== Brano estratto ==

____________________

Per quei fatti, già nel 2012, la Cassazione con la sentenza  n. 38085 confermò le condanne della Corte d’Appello di Genova, per falso aggravato, nei confronti di alcuni alti funzionari della Polizia di Stato coinvolti nella vicenda (reclusione e pena accessoria dell’ interdizione dai pubblici uffici) riportando nella motivazione lo scempio fatto dagli uomini incaricati di tutelare la sicurezza nazionale. Una delle pagine più buie della nostra democrazia: 93 persone ingiustamente arrestate, e tra queste 87 subirono lesioni due furono dichiarate in pericolo di vita, a causa della furia degli agenti di Polizia, per un comportamento ben descritto dalla stessa Cassazione, come un “puro esercizio di violenza“, caratterizzato da un “massacro ingiustificabile da parte degli operatori di polizia” , e ancora“l’assoluta gravità sta nel fatto che le violenze, generalizzate in tutti gli ambienti della scuola, si sono scatenate contro persone all’evidenza inermi, alcune dormienti, altre già in atteggiamento di sottomissione con le mani alzate e, spesso, con la loro posizione seduta, in manifesta attesa di disposizioni, così da potersi dire che si era trattato di violenza non giustificata e punitiva, vendicativa e diretta all’umiliazione e alla sofferenza fisica e mentale delle vittime“.

Ce le ricordiamo anche le parole di De Gennaro (all’epoca dei fatti capo della Polizia (assolto) e poi Sottosegretario del Governo Monti) che, in seguito alla sentenza, espress“un sentimento di affetto e di umana solidarietà per quei funzionari di cui personalmente conosco il valore professionale e che tanto hanno contribuito ai successi dello Stato democratico nella lotta al terrorismo ed alla criminalità organizzata“, senza nemmeno una parola per le vittime dei soprusi, le quali, di sicuro, non erano né terroristi né appartenenti alla criminalità organizzata.

E oggi, arriva la sentenza della Corte europea nei confronti dell’Italia, perché quei fatti possono essere qualificati come “tortura” e perché la mancata punizione dei colpevoli è dovuta alla mancanza di leggi al riguardo, che agevola la commissione di soprusi da parte delle forze dell’ordine.

Sentenza doverosa, dura, dolorosa, giusta e, allo stesso tempo, ingiusta. Ingiusta per tutti gli italiani onesti, perché gli autori di quello scempio della dignità umana e della democrazia hanno un nome e un cognome, un volto, e hanno scatenato la propria ferocia non in nome degli italiani, non per la sicurezza nazionale, ma in nome dei propri istinti, delle proprie frustrazioni e sarebbe bastato un briciolo di cervello (se non di umanità, probabilmente sentimento troppo evoluto) per evitare l’umiliazione di quelle povere vittime e di tutti gli italiani. Non l’avete fatto in nome mio.

____________________

== Estratti di dati ==
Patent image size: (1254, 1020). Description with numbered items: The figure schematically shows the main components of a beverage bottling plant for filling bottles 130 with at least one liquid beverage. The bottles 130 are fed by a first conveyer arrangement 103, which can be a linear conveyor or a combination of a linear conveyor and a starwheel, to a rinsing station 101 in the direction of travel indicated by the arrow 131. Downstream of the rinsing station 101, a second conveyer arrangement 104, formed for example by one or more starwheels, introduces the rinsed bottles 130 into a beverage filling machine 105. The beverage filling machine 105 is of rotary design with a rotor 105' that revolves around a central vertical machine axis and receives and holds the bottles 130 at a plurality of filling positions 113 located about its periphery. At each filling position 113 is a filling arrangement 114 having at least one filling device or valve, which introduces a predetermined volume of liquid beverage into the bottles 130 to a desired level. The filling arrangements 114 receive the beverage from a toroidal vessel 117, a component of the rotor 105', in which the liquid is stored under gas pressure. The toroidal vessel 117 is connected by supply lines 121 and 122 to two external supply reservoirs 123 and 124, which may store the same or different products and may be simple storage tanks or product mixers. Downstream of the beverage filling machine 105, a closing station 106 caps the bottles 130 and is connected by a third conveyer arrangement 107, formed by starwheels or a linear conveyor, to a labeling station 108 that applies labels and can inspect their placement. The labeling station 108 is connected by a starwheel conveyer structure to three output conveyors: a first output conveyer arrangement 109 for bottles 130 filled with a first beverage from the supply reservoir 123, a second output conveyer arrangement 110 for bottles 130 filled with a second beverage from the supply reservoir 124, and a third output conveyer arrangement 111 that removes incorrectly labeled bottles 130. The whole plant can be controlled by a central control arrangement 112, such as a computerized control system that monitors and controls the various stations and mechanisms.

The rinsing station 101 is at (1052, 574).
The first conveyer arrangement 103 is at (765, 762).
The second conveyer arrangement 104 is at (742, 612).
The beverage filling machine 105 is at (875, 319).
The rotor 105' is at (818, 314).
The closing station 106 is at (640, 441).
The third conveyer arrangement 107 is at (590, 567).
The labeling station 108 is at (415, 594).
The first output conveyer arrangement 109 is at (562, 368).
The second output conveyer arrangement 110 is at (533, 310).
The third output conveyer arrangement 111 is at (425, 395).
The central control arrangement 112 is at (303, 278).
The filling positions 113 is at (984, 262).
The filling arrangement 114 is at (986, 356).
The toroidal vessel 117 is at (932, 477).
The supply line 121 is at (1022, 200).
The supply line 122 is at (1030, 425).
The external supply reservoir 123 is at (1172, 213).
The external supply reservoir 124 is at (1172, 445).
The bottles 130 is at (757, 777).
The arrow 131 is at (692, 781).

____________________

== Istruzioni del compito ==
Puoi riportare il brano estratto da "E oggi, arriva" a "in nome mio.", sostituendo "ferocia" con "brutalità"?

== Soluzione ==
E oggi, arriva la sentenza della Corte europea nei confronti dell’Italia, perché quei fatti possono essere qualificati come “tortura” e perché la mancata punizione dei colpevoli è dovuta alla mancanza di leggi al riguardo, che agevola la commissione di soprusi da parte delle forze dell’ordine.

Sentenza doverosa, dura, dolorosa, giusta e, allo stesso tempo, ingiusta. Ingiusta per tutti gli italiani onesti, perché gli autori di quello scempio della dignità umana e della democrazia hanno un nome e un cognome, un volto, e hanno scatenato la propria brutalità non in nome degli italiani, non per la sicurezza nazionale, ma in nome dei propri istinti, delle proprie frustrazioni e sarebbe bastato un briciolo di cervello (se non di umanità, probabilmente sentimento troppo evoluto) per evitare l’umiliazione di quelle povere vittime e di tutti gli italiani. Non l’avete fatto in nome mio.